→ Stated task
Find the string "pass" and gather every line that holds it.

Saved entries

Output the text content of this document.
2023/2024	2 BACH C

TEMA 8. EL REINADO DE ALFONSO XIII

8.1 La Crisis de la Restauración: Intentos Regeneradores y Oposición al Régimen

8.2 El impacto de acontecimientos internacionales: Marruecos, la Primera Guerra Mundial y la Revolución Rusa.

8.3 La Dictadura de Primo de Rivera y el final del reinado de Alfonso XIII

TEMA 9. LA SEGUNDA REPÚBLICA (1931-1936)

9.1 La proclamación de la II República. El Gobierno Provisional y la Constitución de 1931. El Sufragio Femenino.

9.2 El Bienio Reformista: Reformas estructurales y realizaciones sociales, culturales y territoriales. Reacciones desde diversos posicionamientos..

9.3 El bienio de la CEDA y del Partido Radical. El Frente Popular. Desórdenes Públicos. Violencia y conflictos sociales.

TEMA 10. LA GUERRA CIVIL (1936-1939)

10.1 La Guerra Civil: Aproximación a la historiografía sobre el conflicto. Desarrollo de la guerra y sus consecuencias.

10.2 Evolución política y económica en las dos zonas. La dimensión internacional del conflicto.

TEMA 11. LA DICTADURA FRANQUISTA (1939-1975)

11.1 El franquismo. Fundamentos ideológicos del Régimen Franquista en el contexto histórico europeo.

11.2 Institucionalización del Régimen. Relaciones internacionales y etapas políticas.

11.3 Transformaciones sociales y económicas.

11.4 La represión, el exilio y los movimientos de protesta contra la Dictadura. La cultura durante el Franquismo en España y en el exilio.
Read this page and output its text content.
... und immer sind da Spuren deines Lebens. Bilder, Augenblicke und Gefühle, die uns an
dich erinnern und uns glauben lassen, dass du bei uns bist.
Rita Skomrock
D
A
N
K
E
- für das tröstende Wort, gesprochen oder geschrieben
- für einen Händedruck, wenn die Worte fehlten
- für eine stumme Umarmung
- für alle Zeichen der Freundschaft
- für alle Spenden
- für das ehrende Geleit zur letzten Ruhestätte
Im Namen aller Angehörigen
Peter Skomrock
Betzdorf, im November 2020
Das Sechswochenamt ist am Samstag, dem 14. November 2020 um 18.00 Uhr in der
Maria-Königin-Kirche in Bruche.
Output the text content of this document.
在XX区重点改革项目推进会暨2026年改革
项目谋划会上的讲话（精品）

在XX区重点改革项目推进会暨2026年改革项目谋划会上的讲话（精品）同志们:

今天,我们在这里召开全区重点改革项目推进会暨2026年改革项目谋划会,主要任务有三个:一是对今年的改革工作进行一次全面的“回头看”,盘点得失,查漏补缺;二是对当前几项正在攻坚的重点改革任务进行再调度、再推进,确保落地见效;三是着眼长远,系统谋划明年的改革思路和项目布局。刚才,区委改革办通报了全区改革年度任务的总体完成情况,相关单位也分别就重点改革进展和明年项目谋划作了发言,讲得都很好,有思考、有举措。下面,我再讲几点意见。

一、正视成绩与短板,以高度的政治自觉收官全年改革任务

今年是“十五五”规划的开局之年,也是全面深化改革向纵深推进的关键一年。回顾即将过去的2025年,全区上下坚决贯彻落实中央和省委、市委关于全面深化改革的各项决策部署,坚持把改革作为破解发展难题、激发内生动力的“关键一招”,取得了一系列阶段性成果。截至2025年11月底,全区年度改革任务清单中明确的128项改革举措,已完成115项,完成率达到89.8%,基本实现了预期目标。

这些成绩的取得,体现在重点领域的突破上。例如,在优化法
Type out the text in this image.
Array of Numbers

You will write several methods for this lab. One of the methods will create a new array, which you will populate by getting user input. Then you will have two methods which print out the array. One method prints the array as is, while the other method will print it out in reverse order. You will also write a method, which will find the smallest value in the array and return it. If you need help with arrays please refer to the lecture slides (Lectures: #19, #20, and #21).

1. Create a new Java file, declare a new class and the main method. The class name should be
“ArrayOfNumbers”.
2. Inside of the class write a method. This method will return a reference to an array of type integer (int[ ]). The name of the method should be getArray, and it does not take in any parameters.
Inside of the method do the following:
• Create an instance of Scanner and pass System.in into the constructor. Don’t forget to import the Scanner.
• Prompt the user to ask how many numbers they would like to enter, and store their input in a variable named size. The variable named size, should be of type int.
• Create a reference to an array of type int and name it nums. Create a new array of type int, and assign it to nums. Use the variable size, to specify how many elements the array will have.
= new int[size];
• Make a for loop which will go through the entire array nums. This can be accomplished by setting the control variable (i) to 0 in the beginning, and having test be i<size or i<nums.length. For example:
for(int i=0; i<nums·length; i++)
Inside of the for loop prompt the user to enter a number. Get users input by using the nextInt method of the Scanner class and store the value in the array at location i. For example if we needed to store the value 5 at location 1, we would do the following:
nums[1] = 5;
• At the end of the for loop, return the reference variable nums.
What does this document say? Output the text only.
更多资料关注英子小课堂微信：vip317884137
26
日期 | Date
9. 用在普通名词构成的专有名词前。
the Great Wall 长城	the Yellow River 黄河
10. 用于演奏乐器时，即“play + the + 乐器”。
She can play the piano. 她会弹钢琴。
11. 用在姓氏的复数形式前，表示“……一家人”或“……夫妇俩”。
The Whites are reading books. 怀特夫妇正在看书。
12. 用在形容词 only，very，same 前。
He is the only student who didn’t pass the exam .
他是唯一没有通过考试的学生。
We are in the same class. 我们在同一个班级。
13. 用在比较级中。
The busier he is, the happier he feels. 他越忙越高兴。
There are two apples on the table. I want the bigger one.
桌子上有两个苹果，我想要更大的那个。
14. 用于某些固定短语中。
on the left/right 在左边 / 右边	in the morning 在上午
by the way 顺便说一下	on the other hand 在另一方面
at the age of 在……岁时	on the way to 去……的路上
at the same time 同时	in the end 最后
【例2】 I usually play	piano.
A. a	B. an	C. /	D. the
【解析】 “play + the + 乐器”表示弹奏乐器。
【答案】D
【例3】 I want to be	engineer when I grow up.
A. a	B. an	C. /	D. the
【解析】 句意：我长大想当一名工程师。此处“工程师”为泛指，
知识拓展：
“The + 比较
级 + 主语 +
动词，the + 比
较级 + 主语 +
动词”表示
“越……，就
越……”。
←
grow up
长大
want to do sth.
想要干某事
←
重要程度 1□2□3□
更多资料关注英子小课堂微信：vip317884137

→ Written response
• Create an instance of Scanner and pass System.in into the constructor. Don’t forget to import the Scanner.
He is the only student who didn’t pass the exam .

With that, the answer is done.